### Provided data
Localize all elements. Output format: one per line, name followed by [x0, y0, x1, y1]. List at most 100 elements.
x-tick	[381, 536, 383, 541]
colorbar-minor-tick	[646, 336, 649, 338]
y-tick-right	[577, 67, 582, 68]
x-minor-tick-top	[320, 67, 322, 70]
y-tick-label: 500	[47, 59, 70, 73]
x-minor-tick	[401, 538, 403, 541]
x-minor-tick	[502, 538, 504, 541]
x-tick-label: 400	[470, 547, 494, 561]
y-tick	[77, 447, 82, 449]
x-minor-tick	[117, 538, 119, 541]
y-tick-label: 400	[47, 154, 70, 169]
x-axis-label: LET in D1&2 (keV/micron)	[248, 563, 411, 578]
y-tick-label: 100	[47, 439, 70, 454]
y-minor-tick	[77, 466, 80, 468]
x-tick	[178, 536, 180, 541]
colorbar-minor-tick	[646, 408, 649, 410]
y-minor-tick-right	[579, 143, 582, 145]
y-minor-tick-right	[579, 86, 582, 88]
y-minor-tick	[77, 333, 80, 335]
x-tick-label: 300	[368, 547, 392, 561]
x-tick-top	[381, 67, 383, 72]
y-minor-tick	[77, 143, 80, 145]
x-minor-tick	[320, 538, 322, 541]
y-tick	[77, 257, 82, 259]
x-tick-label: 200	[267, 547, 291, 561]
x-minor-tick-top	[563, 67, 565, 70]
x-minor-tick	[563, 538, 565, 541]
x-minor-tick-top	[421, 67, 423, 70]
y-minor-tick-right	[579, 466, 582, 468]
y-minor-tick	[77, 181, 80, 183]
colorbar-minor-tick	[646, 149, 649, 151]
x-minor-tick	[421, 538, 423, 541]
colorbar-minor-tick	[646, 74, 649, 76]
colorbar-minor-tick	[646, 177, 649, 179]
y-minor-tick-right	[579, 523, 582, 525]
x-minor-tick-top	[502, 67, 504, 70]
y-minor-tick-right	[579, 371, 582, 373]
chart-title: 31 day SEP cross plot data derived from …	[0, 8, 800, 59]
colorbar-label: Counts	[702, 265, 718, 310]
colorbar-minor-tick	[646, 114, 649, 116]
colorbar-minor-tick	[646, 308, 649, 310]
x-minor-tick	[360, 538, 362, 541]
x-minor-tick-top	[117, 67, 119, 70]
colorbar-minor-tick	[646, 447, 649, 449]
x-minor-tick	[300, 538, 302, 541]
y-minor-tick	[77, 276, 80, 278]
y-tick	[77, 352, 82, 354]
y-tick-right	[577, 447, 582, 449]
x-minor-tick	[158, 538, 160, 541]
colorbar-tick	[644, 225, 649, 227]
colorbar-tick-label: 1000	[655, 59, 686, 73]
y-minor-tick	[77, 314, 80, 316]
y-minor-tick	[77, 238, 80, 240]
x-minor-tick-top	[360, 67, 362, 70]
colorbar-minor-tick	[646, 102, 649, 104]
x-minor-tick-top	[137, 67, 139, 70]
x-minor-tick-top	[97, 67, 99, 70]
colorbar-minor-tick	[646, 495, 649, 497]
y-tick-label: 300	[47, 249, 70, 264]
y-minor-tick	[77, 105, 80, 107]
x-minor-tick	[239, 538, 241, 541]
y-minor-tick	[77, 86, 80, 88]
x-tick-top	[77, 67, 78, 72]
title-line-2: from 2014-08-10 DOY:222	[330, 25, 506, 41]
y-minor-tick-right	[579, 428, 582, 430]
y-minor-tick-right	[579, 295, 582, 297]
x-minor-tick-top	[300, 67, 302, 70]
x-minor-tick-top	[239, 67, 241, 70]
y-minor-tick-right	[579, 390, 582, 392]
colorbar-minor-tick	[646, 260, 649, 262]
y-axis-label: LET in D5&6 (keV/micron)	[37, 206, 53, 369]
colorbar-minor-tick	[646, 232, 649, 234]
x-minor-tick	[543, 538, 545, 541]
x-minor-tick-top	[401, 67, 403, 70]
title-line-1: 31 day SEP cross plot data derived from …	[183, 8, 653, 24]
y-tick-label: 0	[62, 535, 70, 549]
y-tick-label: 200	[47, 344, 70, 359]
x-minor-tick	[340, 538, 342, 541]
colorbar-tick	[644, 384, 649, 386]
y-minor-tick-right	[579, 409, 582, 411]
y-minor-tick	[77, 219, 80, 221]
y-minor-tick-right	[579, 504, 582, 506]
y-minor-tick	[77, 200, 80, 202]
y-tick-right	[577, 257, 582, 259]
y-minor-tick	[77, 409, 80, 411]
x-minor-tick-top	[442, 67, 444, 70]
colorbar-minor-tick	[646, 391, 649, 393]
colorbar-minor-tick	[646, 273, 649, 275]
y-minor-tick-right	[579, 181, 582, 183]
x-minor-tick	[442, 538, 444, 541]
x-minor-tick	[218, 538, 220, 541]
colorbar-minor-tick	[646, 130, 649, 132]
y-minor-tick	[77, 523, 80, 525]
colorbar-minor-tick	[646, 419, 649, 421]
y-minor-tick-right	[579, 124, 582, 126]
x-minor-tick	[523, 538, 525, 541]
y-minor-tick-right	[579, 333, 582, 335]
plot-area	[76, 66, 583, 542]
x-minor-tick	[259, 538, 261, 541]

### Stated problem
Please set out the data as a Markdown table with the columns Row and Line, starting at the first line of the data and ending at the line that contains "67, 383, 72]", with any blank lines left out.

### Answer
| Row | Line |
|---|---|
| 1 | Localize all elements. Output format: one per line, name followed by [x0, y0, x1, y1]. List at most 100 elements. |
| 2 | x-tick	[381, 536, 383, 541] |
| 3 | colorbar-minor-tick	[646, 336, 649, 338] |
| 4 | y-tick-right	[577, 67, 582, 68] |
| 5 | x-minor-tick-top	[320, 67, 322, 70] |
| 6 | y-tick-label: 500	[47, 59, 70, 73] |
| 7 | x-minor-tick	[401, 538, 403, 541] |
| 8 | x-minor-tick	[502, 538, 504, 541] |
| 9 | x-tick-label: 400	[470, 547, 494, 561] |
| 10 | y-tick	[77, 447, 82, 449] |
| 11 | x-minor-tick	[117, 538, 119, 541] |
| 12 | y-tick-label: 400	[47, 154, 70, 169] |
| 13 | x-axis-label: LET in D1&2 (keV/micron)	[248, 563, 411, 578] |
| 14 | y-tick-label: 100	[47, 439, 70, 454] |
| 15 | y-minor-tick	[77, 466, 80, 468] |
| 16 | x-tick	[178, 536, 180, 541] |
| 17 | colorbar-minor-tick	[646, 408, 649, 410] |
| 18 | y-minor-tick-right	[579, 143, 582, 145] |
| 19 | y-minor-tick-right	[579, 86, 582, 88] |
| 20 | y-minor-tick	[77, 333, 80, 335] |
| 21 | x-tick-label: 300	[368, 547, 392, 561] |
| 22 | x-tick-top	[381, 67, 383, 72] |